Written task:
Decide whether each statement below agrees with the cathedral organ diary, and answer yes or no for each, quoting the words of the diary that settle it.
1. The writer had played the cathedral organ before that week.
2. The writer's first practice session at the cathedral organ began in the dark.
3. The bench at the cathedral organ is adjustable.

Extract:

Friday, July 12, 2019

Cathedral Week Dairy

I had quite the week, preparing for my organ concert at St. Paul Cathedral, Pittsburgh, on Sunday, July 14th at 3:30 pm. (Bring everybody you've ever met. They've got the seating for sure.) This is my diary:

Sunday afternoon I headed to St. Paul for the first concert of the summer series. I've been attending concerts pretty frequently since moving to Pittsburgh three years ago. This one is different, however. Don Fellows, the cathedral organist, comes over and presents me with a set of keys. One of them unlocks the iron gate at the bottom of the steps, the other the door at the top. I am now able to come practice the organ on the four days which have been provided on the cathedral calendar. I am pretty excited. I am also pretty nervous. I've never played this organ before. I know that it was made by a German builder, that it has many characteristics of an 18th century instrument (including a shorter compass; that is, there aren't quite as many keys near the top of each manual, and 'reversed' black and white keys: the keys on the bottom used to be black, unlike on modern instruments). Tomorrow I'll find out if the French Romantic and 20th century pieces I decided to put on the program will work out, and how well I'm getting along with the instrument generally. For any given organ concert you might have to change the way you play a piece, changing which hand goes where, or which buttons you end up pushing to change stops when. The angles can also be very different. There are hundreds of little things to consider, but for now the best thing I can do is just to know the music really well and be as prepared as possible. This week will mostly be about transferring the program to a specific organ. Some people (and not just the cathedral staff!) have called this organ the "finest instrument in North America" so I'm about to have a major privilege, getting to play it all week. But at the moment I'm pretty anxious. In less than a week I'm playing a concert on an instrument I don't know at all. It's too late even to change much of the program, I'd just better make things work. Tomorrow we find out.

Monday: A huge day. I spent the morning practicing at my own church, then I went over to the radio station, WQED, to plug my concert on the air. I recorded a podcast with Jim Cunningham, the morning host. While I was there he took some pictures of me at the "Mr. Rogers" piano, and I got to play it. I thought I would try a little Mozart, but when I sat down all the stuff from Mr. Roger's neighborhood came gushing forth. It was eerie. Every good piano has its own personality. This one sounded exactly like what I remembered as a kid. Wow. There was a moment I wasn't expecting. When I told my wife's colleague at dinner about it, she was much more excited about the Mr. Roger's piano than about the cathedral organ! It turns out she's a native Pittsburgher.

So what happened at the organ? Several things. At first I couldn't find the light switch, so I spent the first 20 minutes playing in the dark. Eventually I figured out where it was (later, I dimly remembered the associate organist telling me where to find it about six months ago during a conversation. Oh well). Now that I am playing at such a monster console at my church every other one seems small. Technically this is a smaller organ than I play at Third (which is one of many organs here that are larger than some cathedral organs), but it has a huge sound in the great space (it isn't small, either. more than 4000 pipes). But like most cathedrals, the worship space may be enormous, but the organ is hidden in the back balcony. The bench faces the organ, and with the cabinet covering and sides you feel a little like being in a cave. The biggest physical issue is that the bench is not adjustable, so I have just a little over an inch between the tops of my legs and the bottom of the key-bed. No extravagant gestures, please! I'll hurt myself.

Data section:
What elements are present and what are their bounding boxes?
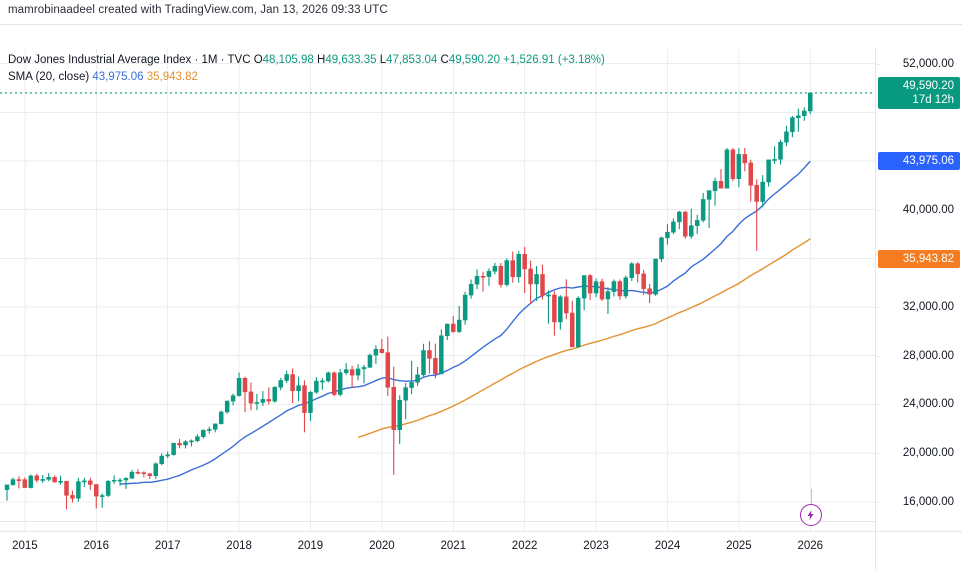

Result of this exercise:
1. No: "I've never played this organ before."
2. Yes: "At first I couldn't find the light switch, so I spent the first 20 minutes playing in the dark."
3. No: "the bench is not adjustable"